## TASK DIRECTIONS:
Beneath this task is a listing. State how many of its lines include the string "主要职责", giving nothing but the number.

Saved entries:
----------------------------------------

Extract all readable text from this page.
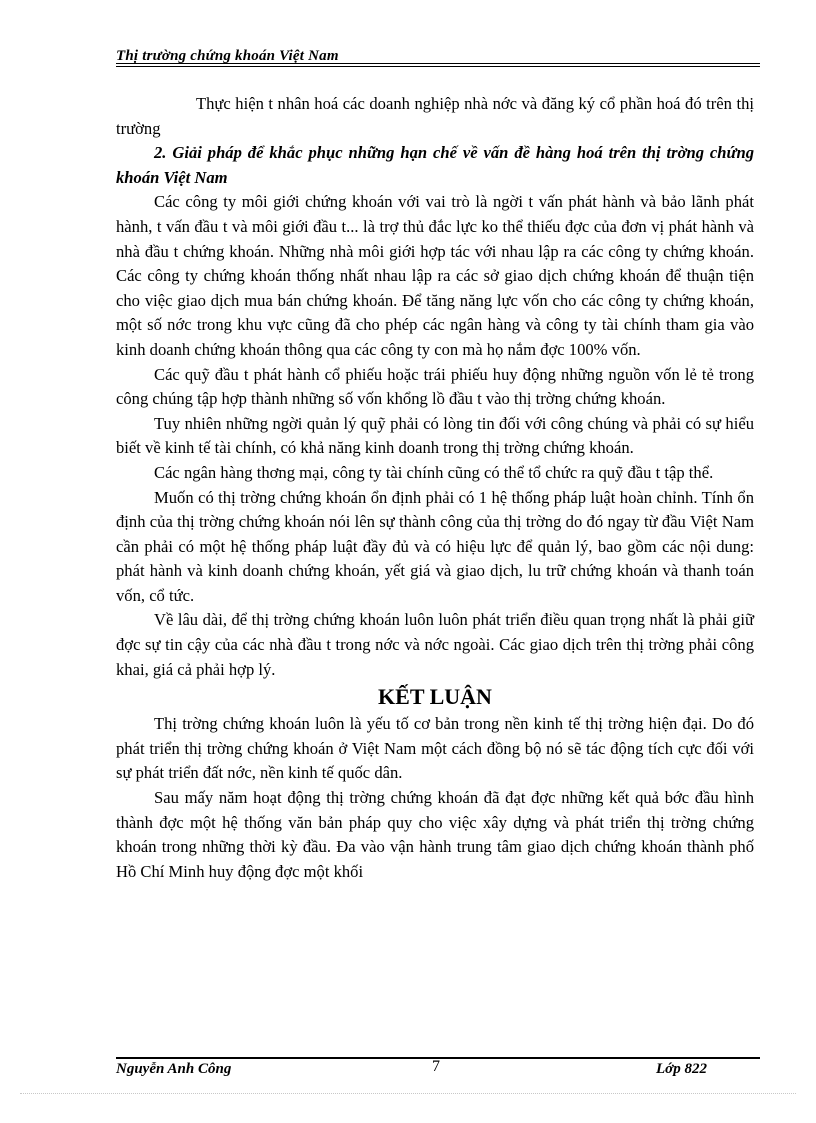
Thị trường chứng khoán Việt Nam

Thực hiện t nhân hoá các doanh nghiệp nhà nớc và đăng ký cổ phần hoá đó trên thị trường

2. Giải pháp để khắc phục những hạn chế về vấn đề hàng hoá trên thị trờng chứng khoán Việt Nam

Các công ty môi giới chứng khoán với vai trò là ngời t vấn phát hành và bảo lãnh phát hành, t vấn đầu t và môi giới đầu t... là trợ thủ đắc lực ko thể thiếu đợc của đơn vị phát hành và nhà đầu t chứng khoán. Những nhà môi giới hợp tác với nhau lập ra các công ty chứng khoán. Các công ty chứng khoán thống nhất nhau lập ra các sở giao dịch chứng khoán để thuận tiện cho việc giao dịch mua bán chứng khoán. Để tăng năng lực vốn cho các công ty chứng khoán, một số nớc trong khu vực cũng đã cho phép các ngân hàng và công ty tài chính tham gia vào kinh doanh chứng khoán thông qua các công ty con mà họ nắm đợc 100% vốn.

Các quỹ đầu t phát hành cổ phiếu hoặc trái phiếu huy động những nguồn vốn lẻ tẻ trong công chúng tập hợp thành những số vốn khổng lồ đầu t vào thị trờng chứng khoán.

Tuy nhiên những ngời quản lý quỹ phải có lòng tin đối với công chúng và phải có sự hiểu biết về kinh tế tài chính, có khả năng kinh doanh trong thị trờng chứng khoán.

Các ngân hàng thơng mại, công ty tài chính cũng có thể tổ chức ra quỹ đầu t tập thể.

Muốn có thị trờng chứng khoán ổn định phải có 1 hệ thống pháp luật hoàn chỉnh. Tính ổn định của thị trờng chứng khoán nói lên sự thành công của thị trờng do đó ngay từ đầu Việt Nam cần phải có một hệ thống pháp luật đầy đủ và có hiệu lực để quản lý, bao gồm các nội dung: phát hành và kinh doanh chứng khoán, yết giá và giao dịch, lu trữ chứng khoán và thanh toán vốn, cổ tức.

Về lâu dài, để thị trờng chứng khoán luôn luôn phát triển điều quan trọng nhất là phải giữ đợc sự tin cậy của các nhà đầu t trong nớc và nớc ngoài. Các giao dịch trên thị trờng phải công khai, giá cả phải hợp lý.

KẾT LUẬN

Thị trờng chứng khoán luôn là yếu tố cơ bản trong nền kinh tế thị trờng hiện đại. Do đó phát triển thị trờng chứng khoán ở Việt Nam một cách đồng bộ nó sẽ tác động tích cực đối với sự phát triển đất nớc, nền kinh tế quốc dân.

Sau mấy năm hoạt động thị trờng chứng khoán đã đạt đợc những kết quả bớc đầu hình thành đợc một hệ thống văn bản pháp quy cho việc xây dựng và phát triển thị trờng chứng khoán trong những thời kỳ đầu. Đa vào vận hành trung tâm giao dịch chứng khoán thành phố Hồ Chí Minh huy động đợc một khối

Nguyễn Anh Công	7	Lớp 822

----------------------------------------

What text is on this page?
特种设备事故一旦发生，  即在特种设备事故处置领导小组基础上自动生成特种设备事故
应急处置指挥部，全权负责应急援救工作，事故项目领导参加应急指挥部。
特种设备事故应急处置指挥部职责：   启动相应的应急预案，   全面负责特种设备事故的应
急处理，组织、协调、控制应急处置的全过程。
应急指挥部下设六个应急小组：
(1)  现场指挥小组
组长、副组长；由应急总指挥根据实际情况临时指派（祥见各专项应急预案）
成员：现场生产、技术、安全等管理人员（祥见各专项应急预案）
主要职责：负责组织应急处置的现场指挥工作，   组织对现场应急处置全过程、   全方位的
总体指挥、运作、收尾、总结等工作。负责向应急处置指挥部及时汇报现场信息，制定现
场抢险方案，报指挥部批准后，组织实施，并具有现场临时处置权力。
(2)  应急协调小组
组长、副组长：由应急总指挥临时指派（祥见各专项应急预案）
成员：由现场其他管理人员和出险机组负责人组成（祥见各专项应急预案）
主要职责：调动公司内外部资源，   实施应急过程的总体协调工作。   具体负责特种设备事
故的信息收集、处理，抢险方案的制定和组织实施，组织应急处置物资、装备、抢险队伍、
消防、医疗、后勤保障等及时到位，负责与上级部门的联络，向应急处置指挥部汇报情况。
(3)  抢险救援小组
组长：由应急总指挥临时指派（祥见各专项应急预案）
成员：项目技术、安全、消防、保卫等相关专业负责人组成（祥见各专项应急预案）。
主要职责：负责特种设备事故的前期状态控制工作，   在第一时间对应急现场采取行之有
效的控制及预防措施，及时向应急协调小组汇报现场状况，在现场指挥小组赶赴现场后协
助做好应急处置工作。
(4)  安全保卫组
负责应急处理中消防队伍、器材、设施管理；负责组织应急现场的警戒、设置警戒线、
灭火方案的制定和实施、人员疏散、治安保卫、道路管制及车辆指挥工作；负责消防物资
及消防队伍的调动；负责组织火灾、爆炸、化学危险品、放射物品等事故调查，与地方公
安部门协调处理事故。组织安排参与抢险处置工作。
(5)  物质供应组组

----------------------------------------

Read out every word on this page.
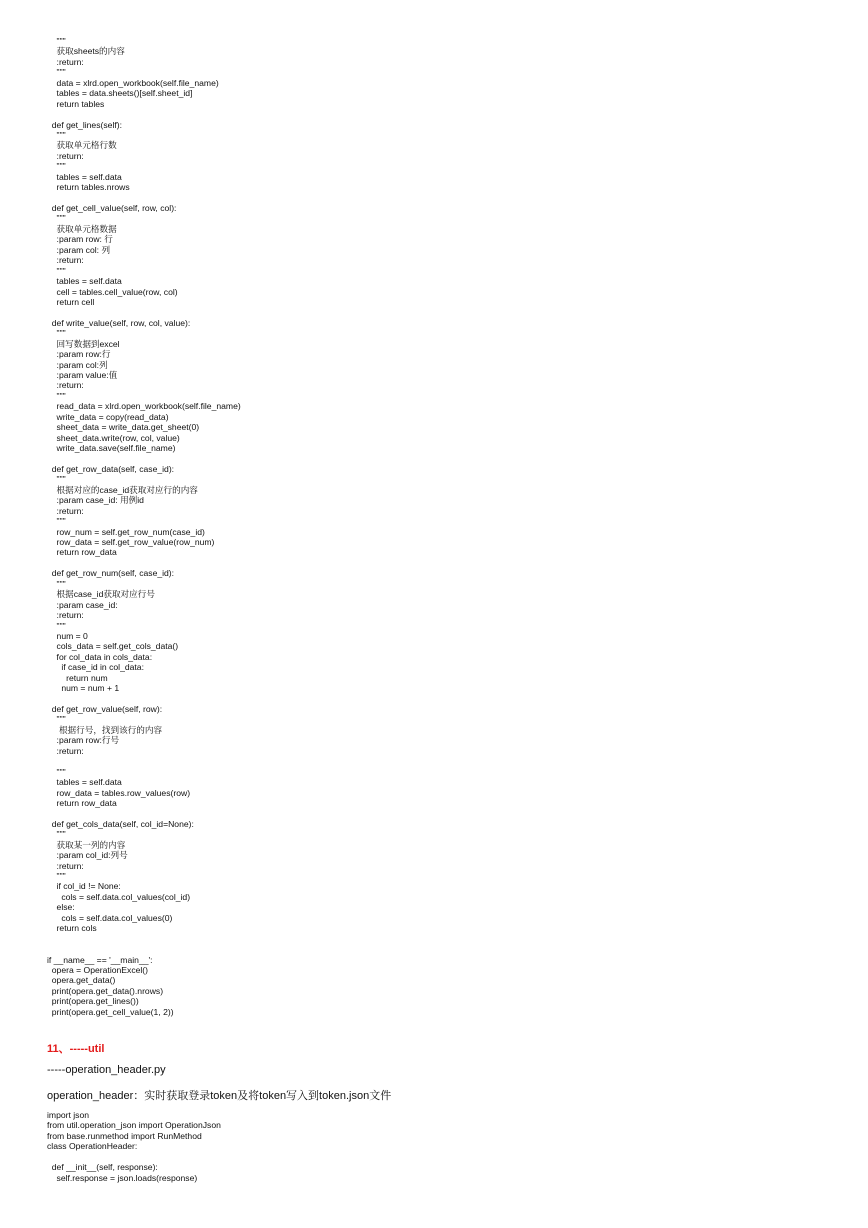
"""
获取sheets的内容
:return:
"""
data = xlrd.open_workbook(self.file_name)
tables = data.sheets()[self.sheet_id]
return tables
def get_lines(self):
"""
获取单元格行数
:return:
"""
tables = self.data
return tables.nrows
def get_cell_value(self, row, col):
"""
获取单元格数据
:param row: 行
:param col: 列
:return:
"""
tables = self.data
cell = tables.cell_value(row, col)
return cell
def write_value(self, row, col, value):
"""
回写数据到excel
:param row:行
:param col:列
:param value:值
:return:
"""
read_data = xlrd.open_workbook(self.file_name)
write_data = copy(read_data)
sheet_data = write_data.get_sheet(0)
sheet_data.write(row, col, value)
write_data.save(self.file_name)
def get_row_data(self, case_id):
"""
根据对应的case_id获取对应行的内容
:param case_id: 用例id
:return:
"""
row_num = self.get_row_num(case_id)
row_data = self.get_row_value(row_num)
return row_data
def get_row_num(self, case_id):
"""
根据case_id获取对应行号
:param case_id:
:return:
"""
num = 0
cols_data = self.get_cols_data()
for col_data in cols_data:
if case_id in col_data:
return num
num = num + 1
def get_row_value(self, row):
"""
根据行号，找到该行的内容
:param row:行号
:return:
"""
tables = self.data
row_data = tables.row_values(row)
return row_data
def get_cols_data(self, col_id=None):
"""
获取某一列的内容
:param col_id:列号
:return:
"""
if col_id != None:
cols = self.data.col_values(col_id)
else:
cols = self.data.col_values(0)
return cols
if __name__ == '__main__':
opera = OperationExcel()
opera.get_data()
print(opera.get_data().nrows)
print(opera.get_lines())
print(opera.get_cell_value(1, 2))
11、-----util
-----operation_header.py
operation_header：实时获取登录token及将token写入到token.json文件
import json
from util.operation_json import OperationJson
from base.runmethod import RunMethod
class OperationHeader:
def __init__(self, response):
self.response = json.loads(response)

----------------------------------------

## TASK RESPONSE:
3